Passage given:
Gossamer Forum
Home : Products : Gossamer Links : Version 1.x :

Find most common words in database for stop words?

Quote Reply
Find most common words in database for stop words?
I have searched the forums for this but haven't found anything like it, unless I overlooked it. I was wondering if anyone has done anything that can be used as part of the admin process to get the top 100 words that are listed in the database. The reason I ask this is that I'm putting together a sports directory and if someone searched on say football or nfl, they would get some huge list of categories and links, to the point it's probably unusable. What I was hoping to do was to search the database say monthly for the top 100 words listed in the database (title, description, etc...) and then selectively (and manually) add those to my stop words, based upon the word. I'd probably add some extra code to the <%if ignored%> tag that explained what I was doing...

To make it more complicated, what would be great would be:
- ignore the word if it's by itself
- if it's with other words in the search, then force the + sign in front of each word to force an AND search because that's probably what the visitor wanted anyways, ie, if they searched on "nfl news" I doubt they would want sites that had "curling news" just because news was in the search. Would also be cool if the search knew this that a stop word was used so I could output an explanation of what I did in regards to the search and not totally confuse the visitor.

Jerry



Quote Reply
Re: Find most common words in database for stop words? In reply to
This is interesting...

Supplied entries:
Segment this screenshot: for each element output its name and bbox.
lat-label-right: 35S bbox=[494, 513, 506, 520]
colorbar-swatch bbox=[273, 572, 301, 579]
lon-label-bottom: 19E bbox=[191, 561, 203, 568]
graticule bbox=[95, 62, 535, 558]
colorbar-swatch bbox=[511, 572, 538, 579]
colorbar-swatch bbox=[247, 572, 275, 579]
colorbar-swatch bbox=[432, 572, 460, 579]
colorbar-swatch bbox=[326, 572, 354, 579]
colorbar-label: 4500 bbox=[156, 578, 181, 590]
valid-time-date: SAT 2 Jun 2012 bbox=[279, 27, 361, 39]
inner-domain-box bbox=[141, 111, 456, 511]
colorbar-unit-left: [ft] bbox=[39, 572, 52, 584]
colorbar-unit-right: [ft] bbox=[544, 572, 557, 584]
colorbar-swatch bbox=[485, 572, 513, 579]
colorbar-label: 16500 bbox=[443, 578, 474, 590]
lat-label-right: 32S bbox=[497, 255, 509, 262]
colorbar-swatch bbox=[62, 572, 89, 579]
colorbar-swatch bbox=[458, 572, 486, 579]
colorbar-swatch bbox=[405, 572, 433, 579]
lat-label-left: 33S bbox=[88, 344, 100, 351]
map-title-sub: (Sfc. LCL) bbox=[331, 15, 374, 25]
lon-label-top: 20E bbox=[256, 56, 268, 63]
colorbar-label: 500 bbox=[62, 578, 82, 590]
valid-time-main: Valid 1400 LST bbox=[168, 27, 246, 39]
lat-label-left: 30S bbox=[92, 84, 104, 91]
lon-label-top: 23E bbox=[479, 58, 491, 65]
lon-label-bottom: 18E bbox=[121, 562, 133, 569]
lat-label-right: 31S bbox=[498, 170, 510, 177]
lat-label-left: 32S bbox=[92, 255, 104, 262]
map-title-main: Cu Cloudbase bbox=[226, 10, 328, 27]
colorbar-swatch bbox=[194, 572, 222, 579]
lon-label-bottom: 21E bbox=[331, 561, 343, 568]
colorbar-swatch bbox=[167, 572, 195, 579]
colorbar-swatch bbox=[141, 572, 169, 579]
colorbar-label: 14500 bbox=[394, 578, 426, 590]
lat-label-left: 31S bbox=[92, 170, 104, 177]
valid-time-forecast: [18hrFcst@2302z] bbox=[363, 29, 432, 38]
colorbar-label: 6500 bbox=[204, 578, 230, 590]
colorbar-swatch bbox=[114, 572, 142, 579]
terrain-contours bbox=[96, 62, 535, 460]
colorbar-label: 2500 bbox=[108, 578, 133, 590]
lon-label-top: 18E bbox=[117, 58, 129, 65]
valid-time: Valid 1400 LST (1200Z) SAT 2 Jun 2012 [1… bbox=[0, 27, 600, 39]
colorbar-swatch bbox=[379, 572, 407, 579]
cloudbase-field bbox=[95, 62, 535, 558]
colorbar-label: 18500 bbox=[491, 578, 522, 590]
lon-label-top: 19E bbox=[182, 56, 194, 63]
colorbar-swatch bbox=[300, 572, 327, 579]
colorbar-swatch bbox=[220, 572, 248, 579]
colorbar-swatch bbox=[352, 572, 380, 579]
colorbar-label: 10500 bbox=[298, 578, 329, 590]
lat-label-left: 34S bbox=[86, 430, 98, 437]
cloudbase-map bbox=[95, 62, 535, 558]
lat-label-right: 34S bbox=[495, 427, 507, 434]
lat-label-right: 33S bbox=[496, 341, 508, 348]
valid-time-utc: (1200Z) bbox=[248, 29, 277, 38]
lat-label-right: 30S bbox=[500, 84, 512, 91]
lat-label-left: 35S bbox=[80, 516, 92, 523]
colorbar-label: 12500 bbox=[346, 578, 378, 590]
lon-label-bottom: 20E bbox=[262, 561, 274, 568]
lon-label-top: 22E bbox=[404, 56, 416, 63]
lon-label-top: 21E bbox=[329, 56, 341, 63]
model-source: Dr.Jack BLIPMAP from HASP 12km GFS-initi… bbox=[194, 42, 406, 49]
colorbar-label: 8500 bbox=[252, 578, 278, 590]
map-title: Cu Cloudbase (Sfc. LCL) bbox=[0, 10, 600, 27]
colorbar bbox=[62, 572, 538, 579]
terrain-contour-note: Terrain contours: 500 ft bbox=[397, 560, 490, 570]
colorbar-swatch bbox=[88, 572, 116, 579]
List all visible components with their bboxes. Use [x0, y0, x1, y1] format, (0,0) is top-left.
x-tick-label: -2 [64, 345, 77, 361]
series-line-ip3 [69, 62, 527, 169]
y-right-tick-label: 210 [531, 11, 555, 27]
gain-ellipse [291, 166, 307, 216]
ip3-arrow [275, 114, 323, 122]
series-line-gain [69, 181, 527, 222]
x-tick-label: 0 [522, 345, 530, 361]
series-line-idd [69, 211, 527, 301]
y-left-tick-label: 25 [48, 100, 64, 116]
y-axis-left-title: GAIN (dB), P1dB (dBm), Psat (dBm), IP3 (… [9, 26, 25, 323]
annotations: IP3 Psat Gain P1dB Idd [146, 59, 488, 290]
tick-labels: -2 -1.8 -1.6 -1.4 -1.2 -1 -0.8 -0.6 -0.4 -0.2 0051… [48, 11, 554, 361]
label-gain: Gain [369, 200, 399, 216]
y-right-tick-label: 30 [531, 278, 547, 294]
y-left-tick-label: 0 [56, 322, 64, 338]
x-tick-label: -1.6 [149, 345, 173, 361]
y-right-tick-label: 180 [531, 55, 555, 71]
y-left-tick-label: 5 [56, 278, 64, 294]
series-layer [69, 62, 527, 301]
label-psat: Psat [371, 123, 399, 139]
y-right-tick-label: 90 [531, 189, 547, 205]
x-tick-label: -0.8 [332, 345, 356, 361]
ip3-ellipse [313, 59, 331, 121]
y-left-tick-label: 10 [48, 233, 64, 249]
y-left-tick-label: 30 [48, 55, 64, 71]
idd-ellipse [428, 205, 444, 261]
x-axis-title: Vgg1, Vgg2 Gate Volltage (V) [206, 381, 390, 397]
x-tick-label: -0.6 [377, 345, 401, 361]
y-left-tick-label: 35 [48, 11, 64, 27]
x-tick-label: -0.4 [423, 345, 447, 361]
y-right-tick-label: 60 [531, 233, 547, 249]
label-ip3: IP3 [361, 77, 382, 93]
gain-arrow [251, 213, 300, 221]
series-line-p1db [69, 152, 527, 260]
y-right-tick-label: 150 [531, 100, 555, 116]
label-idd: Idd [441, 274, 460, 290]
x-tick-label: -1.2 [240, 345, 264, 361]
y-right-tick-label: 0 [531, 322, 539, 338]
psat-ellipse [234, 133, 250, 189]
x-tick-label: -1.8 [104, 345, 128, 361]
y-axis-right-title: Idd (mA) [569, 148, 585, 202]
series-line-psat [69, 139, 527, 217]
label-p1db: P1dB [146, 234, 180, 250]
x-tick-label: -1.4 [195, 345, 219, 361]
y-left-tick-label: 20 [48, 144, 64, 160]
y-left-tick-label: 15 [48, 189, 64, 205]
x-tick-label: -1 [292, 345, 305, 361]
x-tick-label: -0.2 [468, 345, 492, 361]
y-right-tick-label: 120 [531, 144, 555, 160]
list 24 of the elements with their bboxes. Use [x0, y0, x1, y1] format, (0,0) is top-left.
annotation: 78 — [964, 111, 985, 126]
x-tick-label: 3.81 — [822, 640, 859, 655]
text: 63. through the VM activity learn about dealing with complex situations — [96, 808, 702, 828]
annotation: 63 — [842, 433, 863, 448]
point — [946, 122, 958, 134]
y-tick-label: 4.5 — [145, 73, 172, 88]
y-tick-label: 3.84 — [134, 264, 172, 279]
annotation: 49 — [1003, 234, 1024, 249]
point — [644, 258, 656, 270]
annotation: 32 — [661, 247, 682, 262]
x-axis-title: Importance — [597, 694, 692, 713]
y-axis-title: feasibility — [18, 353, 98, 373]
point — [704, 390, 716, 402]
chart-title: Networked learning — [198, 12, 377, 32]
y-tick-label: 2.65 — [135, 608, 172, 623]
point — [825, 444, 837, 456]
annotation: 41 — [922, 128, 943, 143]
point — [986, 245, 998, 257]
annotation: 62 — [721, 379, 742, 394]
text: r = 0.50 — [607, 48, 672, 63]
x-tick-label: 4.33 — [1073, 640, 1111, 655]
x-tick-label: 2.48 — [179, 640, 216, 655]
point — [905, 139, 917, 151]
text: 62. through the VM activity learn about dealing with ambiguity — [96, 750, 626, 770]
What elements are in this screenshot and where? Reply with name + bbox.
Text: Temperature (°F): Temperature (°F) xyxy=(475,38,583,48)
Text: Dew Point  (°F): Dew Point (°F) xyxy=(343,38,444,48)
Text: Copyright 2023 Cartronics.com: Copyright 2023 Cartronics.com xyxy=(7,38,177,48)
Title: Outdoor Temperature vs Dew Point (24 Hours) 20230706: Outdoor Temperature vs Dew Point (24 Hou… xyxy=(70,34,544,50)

Exercise tasks:
1. Print the stretch of the stop-words thread from "To make it more" through "This is interesting...".
2. In the stop-words thread, how often did the poster hope to search the database for its top 100 words?
3. Render this sentence from the stop-words thread in Spanish: "I have searched the forums for this but haven't found anything like it, unless I overlooked it."
The data above is separate material from the stop-words thread.

Task responses:
1.
To make it more complicated, what would be great would be:
- ignore the word if it's by itself
- if it's with other words in the search, then force the + sign in front of each word to force an AND search because that's probably what the visitor wanted anyways, ie, if they searched on "nfl news" I doubt they would want sites that had "curling news" just because news was in the search. Would also be cool if the search knew this that a stop word was used so I could output an explanation of what I did in regards to the search and not totally confuse the visitor.

Jerry



Quote Reply
Re: Find most common words in database for stop words? In reply to
This is interesting...

2. Monthly.

3. He buscado esto en los foros, pero no he encontrado nada parecido, a menos que lo haya pasado por alto.